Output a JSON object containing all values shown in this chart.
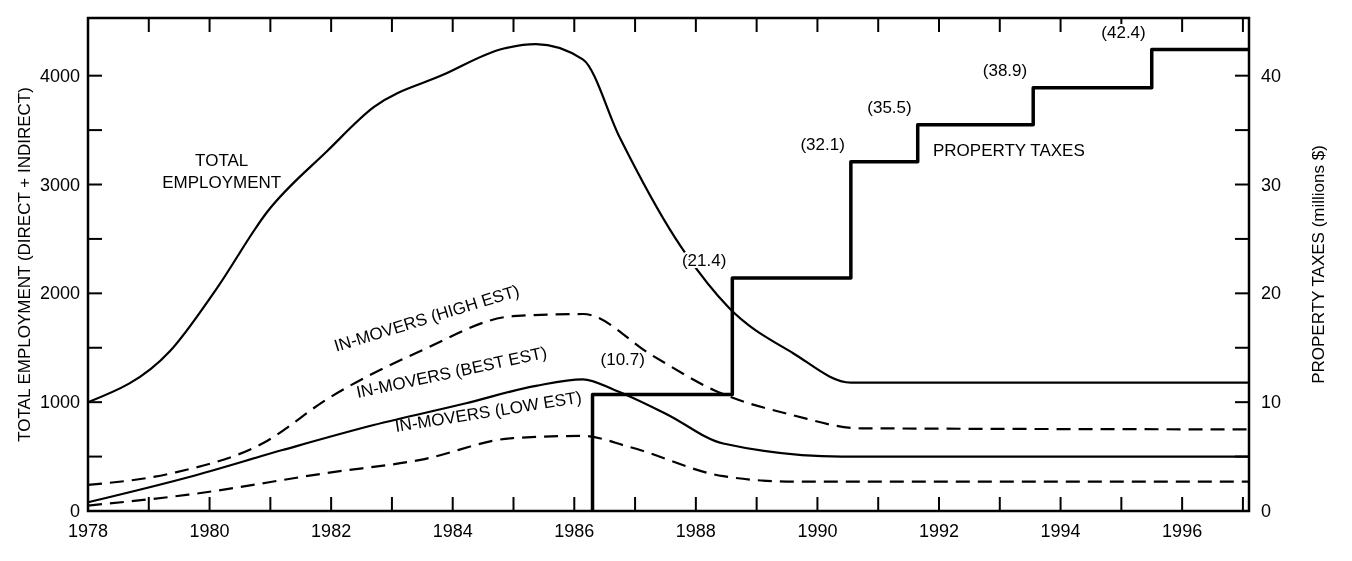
{
  "chart_data": {
    "type": "line",
    "ylabel": "TOTAL EMPLOYMENT (DIRECT + INDIRECT)",
    "y2label": "PROPERTY TAXES (millions $)",
    "xlim": [
      1978,
      1997.1
    ],
    "xticks": [
      1978,
      {
        "value": 1979,
        "label": null
      },
      1980,
      {
        "value": 1981,
        "label": null
      },
      1982,
      {
        "value": 1983,
        "label": null
      },
      1984,
      {
        "value": 1985,
        "label": null
      },
      1986,
      {
        "value": 1987,
        "label": null
      },
      1988,
      {
        "value": 1989,
        "label": null
      },
      1990,
      {
        "value": 1991,
        "label": null
      },
      1992,
      {
        "value": 1993,
        "label": null
      },
      1994,
      {
        "value": 1995,
        "label": null
      },
      1996,
      {
        "value": 1997,
        "label": null
      }
    ],
    "ylim": [
      0,
      4530
    ],
    "yticks": [
      0,
      {
        "value": 500,
        "label": null
      },
      1000,
      {
        "value": 1500,
        "label": null
      },
      2000,
      {
        "value": 2500,
        "label": null
      },
      3000,
      {
        "value": 3500,
        "label": null
      },
      4000
    ],
    "y2lim": [
      0,
      45.3
    ],
    "y2ticks": [
      0,
      {
        "value": 5,
        "label": null
      },
      10,
      {
        "value": 15,
        "label": null
      },
      20,
      {
        "value": 25,
        "label": null
      },
      30,
      {
        "value": 35,
        "label": null
      },
      40
    ],
    "grid": false,
    "legend": false,
    "series": [
      {
        "name": "TOTAL EMPLOYMENT",
        "color": "#000000",
        "line_style": "solid",
        "x": [
          1978,
          1979.35,
          1980.1,
          1980.95,
          1981.94,
          1982.7,
          1983.85,
          1984.84,
          1985.37,
          1986.14,
          1986.75,
          1987.66,
          1988.54,
          1989.6,
          1990.55,
          1997.1
        ],
        "values": [
          1000,
          1470,
          2030,
          2750,
          3310,
          3710,
          4010,
          4250,
          4290,
          4150,
          3430,
          2510,
          1870,
          1450,
          1180,
          1180
        ]
      },
      {
        "name": "IN-MOVERS (HIGH EST)",
        "color": "#000000",
        "line_style": "dashed",
        "x": [
          1978,
          1979.4,
          1980.9,
          1981.94,
          1983.47,
          1984.99,
          1986.14,
          1987.28,
          1988.3,
          1989.6,
          1990.7,
          1997.1
        ],
        "values": [
          240,
          350,
          630,
          1030,
          1470,
          1790,
          1810,
          1430,
          1110,
          880,
          760,
          750
        ]
      },
      {
        "name": "IN-MOVERS (BEST EST)",
        "color": "#000000",
        "line_style": "solid",
        "x": [
          1978,
          1979.65,
          1981.2,
          1982.7,
          1984.22,
          1985.37,
          1986.14,
          1986.67,
          1987.52,
          1988.45,
          1990.4,
          1997.1
        ],
        "values": [
          80,
          310,
          560,
          790,
          990,
          1150,
          1210,
          1110,
          890,
          620,
          500,
          500
        ]
      },
      {
        "name": "IN-MOVERS (LOW EST)",
        "color": "#000000",
        "line_style": "dashed",
        "x": [
          1978,
          1979.65,
          1981.94,
          1983.47,
          1984.99,
          1986.14,
          1986.9,
          1988.45,
          1989.6,
          1997.1
        ],
        "values": [
          50,
          150,
          350,
          470,
          670,
          690,
          590,
          320,
          270,
          270
        ]
      },
      {
        "name": "PROPERTY TAXES",
        "type": "step",
        "axis": "y2",
        "color": "#000000",
        "line_style": "solid",
        "x": [
          1986.3,
          1986.3,
          1988.6,
          1990.55,
          1991.65,
          1993.55,
          1995.5,
          1997.1
        ],
        "values": [
          0,
          10.7,
          21.4,
          32.1,
          35.5,
          38.9,
          42.4,
          42.4
        ],
        "value_labels": [
          null,
          "(10.7)",
          "(21.4)",
          "(32.1)",
          "(35.5)",
          "(38.9)",
          "(42.4)",
          null
        ]
      }
    ]
  }
}
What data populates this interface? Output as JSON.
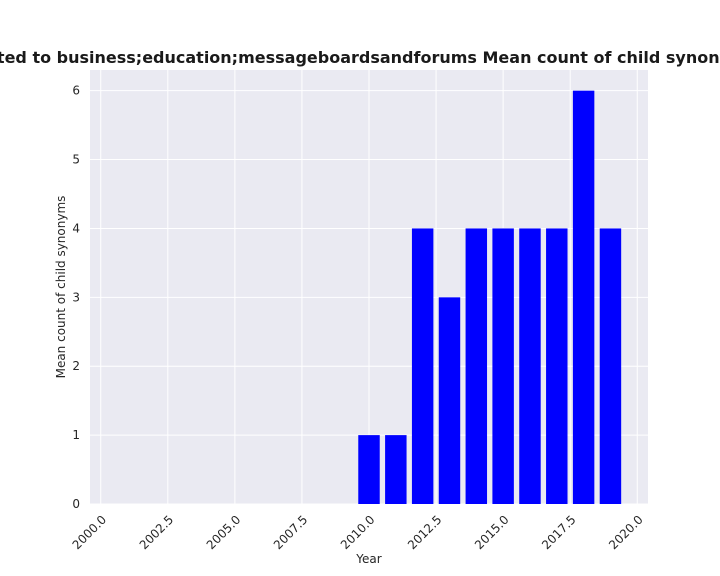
{
  "chart_data": {
    "type": "bar",
    "title": "Websites related to business;education;messageboardsandforums Mean count of child synonyms in products",
    "xlabel": "Year",
    "ylabel": "Mean count of child synonyms",
    "x": [
      2010,
      2011,
      2012,
      2013,
      2014,
      2015,
      2016,
      2017,
      2018,
      2019
    ],
    "values": [
      1,
      1,
      4,
      3,
      4,
      4,
      4,
      4,
      6,
      4
    ],
    "xlim": [
      1999.6,
      2020.4
    ],
    "ylim": [
      0,
      6.3
    ],
    "xticks": [
      2000.0,
      2002.5,
      2005.0,
      2007.5,
      2010.0,
      2012.5,
      2015.0,
      2017.5,
      2020.0
    ],
    "xtick_labels": [
      "2000.0",
      "2002.5",
      "2005.0",
      "2007.5",
      "2010.0",
      "2012.5",
      "2015.0",
      "2017.5",
      "2020.0"
    ],
    "yticks": [
      0,
      1,
      2,
      3,
      4,
      5,
      6
    ],
    "ytick_labels": [
      "0",
      "1",
      "2",
      "3",
      "4",
      "5",
      "6"
    ],
    "bar_color": "#0000ff",
    "grid": true,
    "background_color": "#eaeaf2",
    "grid_color": "#ffffff"
  }
}
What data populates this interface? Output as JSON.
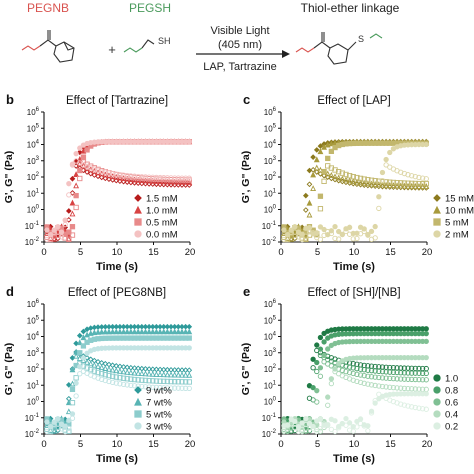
{
  "scheme": {
    "reactant1": "PEGNB",
    "reactant2": "PEGSH",
    "plus": "+",
    "arrow_top": "Visible Light",
    "arrow_top2": "(405 nm)",
    "arrow_bottom": "LAP, Tartrazine",
    "product": "Thiol-ether linkage",
    "sh_label": "SH",
    "s_label": "S",
    "colors": {
      "pegnb": "#d9534f",
      "pegsh": "#4a9a5c"
    }
  },
  "chart_data": [
    {
      "panel_letter": "b",
      "type": "scatter",
      "title": "Effect of [Tartrazine]",
      "xlabel": "Time (s)",
      "ylabel": "G', G\" (Pa)",
      "xlim": [
        0,
        20
      ],
      "x_ticks": [
        "0",
        "5",
        "10",
        "15",
        "20"
      ],
      "ylim_log10": [
        -2,
        6
      ],
      "y_ticks": [
        "10-2",
        "10-1",
        "100",
        "101",
        "102",
        "103",
        "104",
        "105",
        "106"
      ],
      "legend_position": "right-inside",
      "series": [
        {
          "name": "1.5 mM",
          "color": "#b71c1c",
          "marker": "diamond",
          "gel_time": 3.2,
          "G_plateau": 15000,
          "G2_plateau": 30
        },
        {
          "name": "1.0 mM",
          "color": "#d84343",
          "marker": "triangle",
          "gel_time": 3.6,
          "G_plateau": 15000,
          "G2_plateau": 45
        },
        {
          "name": "0.5 mM",
          "color": "#e88a8a",
          "marker": "square",
          "gel_time": 4.0,
          "G_plateau": 15000,
          "G2_plateau": 60
        },
        {
          "name": "0.0 mM",
          "color": "#f4c2c2",
          "marker": "circle",
          "gel_time": 2.8,
          "G_plateau": 15000,
          "G2_plateau": 80
        }
      ]
    },
    {
      "panel_letter": "c",
      "type": "scatter",
      "title": "Effect of [LAP]",
      "xlabel": "Time (s)",
      "ylabel": "G', G\" (Pa)",
      "xlim": [
        0,
        20
      ],
      "x_ticks": [
        "0",
        "5",
        "10",
        "15",
        "20"
      ],
      "ylim_log10": [
        -2,
        6
      ],
      "y_ticks": [
        "10-2",
        "10-1",
        "100",
        "101",
        "102",
        "103",
        "104",
        "105",
        "106"
      ],
      "legend_position": "right-outside",
      "series": [
        {
          "name": "15 mM",
          "color": "#8c7a1e",
          "marker": "diamond",
          "gel_time": 3.0,
          "G_plateau": 15000,
          "G2_plateau": 20
        },
        {
          "name": "10 mM",
          "color": "#a89a3c",
          "marker": "triangle",
          "gel_time": 3.6,
          "G_plateau": 14000,
          "G2_plateau": 25
        },
        {
          "name": "5 mM",
          "color": "#c2b76d",
          "marker": "square",
          "gel_time": 5.0,
          "G_plateau": 12000,
          "G2_plateau": 35
        },
        {
          "name": "2 mM",
          "color": "#ddd6a6",
          "marker": "circle",
          "gel_time": 13.0,
          "G_plateau": 10000,
          "G2_plateau": 40
        }
      ]
    },
    {
      "panel_letter": "d",
      "type": "scatter",
      "title": "Effect of [PEG8NB]",
      "xlabel": "Time (s)",
      "ylabel": "G', G\" (Pa)",
      "xlim": [
        0,
        20
      ],
      "x_ticks": [
        "0",
        "5",
        "10",
        "15",
        "20"
      ],
      "ylim_log10": [
        -2,
        6
      ],
      "y_ticks": [
        "10-2",
        "10-1",
        "100",
        "101",
        "102",
        "103",
        "104",
        "105",
        "106"
      ],
      "legend_position": "right-inside",
      "series": [
        {
          "name": "9 wt%",
          "color": "#2e9a9a",
          "marker": "diamond",
          "gel_time": 3.0,
          "G_plateau": 40000,
          "G2_plateau": 80
        },
        {
          "name": "7 wt%",
          "color": "#58b4b4",
          "marker": "triangle",
          "gel_time": 3.2,
          "G_plateau": 20000,
          "G2_plateau": 40
        },
        {
          "name": "5 wt%",
          "color": "#8ccccc",
          "marker": "square",
          "gel_time": 3.5,
          "G_plateau": 8000,
          "G2_plateau": 15
        },
        {
          "name": "3 wt%",
          "color": "#c2e4e4",
          "marker": "circle",
          "gel_time": 3.8,
          "G_plateau": 2000,
          "G2_plateau": 6
        }
      ]
    },
    {
      "panel_letter": "e",
      "type": "scatter",
      "title": "Effect of [SH]/[NB]",
      "xlabel": "Time (s)",
      "ylabel": "G', G\" (Pa)",
      "xlim": [
        0,
        20
      ],
      "x_ticks": [
        "0",
        "5",
        "10",
        "15",
        "20"
      ],
      "ylim_log10": [
        -2,
        6
      ],
      "y_ticks": [
        "10-2",
        "10-1",
        "100",
        "101",
        "102",
        "103",
        "104",
        "105",
        "106"
      ],
      "legend_position": "right-outside",
      "series": [
        {
          "name": "1.0",
          "color": "#1f7a45",
          "marker": "circle",
          "gel_time": 3.5,
          "G_plateau": 30000,
          "G2_plateau": 100
        },
        {
          "name": "0.8",
          "color": "#4aa06a",
          "marker": "circle",
          "gel_time": 4.0,
          "G_plateau": 15000,
          "G2_plateau": 50
        },
        {
          "name": "0.6",
          "color": "#80c094",
          "marker": "circle",
          "gel_time": 4.5,
          "G_plateau": 5000,
          "G2_plateau": 20
        },
        {
          "name": "0.4",
          "color": "#b4dcbf",
          "marker": "circle",
          "gel_time": 6.0,
          "G_plateau": 500,
          "G2_plateau": 5
        },
        {
          "name": "0.2",
          "color": "#dcefe2",
          "marker": "circle",
          "gel_time": 12.0,
          "G_plateau": 3,
          "G2_plateau": 0.2
        }
      ]
    }
  ]
}
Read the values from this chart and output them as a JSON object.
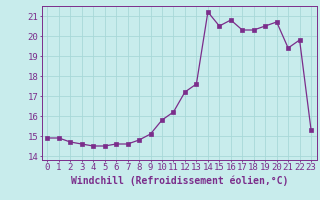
{
  "x": [
    0,
    1,
    2,
    3,
    4,
    5,
    6,
    7,
    8,
    9,
    10,
    11,
    12,
    13,
    14,
    15,
    16,
    17,
    18,
    19,
    20,
    21,
    22,
    23
  ],
  "y": [
    14.9,
    14.9,
    14.7,
    14.6,
    14.5,
    14.5,
    14.6,
    14.6,
    14.8,
    15.1,
    15.8,
    16.2,
    17.2,
    17.6,
    21.2,
    20.5,
    20.8,
    20.3,
    20.3,
    20.5,
    20.7,
    19.4,
    19.8,
    15.3
  ],
  "line_color": "#7b2d8b",
  "marker_color": "#7b2d8b",
  "bg_color": "#c8ecec",
  "grid_color": "#a8d8d8",
  "axis_color": "#7b2d8b",
  "xlabel": "Windchill (Refroidissement éolien,°C)",
  "xlim": [
    -0.5,
    23.5
  ],
  "ylim": [
    13.8,
    21.5
  ],
  "yticks": [
    14,
    15,
    16,
    17,
    18,
    19,
    20,
    21
  ],
  "xticks": [
    0,
    1,
    2,
    3,
    4,
    5,
    6,
    7,
    8,
    9,
    10,
    11,
    12,
    13,
    14,
    15,
    16,
    17,
    18,
    19,
    20,
    21,
    22,
    23
  ],
  "tick_fontsize": 6.5,
  "xlabel_fontsize": 7.0
}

-=-=-

▸ **Required task**
From the line containing "Read the values" through the last line of the material above, write out each line exactly, leaving aside all pictures.

▸ **Solution for this problem**
Read the values from this chart and output them as a JSON object.
{
  "x": [
    0,
    1,
    2,
    3,
    4,
    5,
    6,
    7,
    8,
    9,
    10,
    11,
    12,
    13,
    14,
    15,
    16,
    17,
    18,
    19,
    20,
    21,
    22,
    23
  ],
  "y": [
    14.9,
    14.9,
    14.7,
    14.6,
    14.5,
    14.5,
    14.6,
    14.6,
    14.8,
    15.1,
    15.8,
    16.2,
    17.2,
    17.6,
    21.2,
    20.5,
    20.8,
    20.3,
    20.3,
    20.5,
    20.7,
    19.4,
    19.8,
    15.3
  ],
  "line_color": "#7b2d8b",
  "marker_color": "#7b2d8b",
  "bg_color": "#c8ecec",
  "grid_color": "#a8d8d8",
  "axis_color": "#7b2d8b",
  "xlabel": "Windchill (Refroidissement éolien,°C)",
  "xlim": [
    -0.5,
    23.5
  ],
  "ylim": [
    13.8,
    21.5
  ],
  "yticks": [
    14,
    15,
    16,
    17,
    18,
    19,
    20,
    21
  ],
  "xticks": [
    0,
    1,
    2,
    3,
    4,
    5,
    6,
    7,
    8,
    9,
    10,
    11,
    12,
    13,
    14,
    15,
    16,
    17,
    18,
    19,
    20,
    21,
    22,
    23
  ],
  "tick_fontsize": 6.5,
  "xlabel_fontsize": 7.0
}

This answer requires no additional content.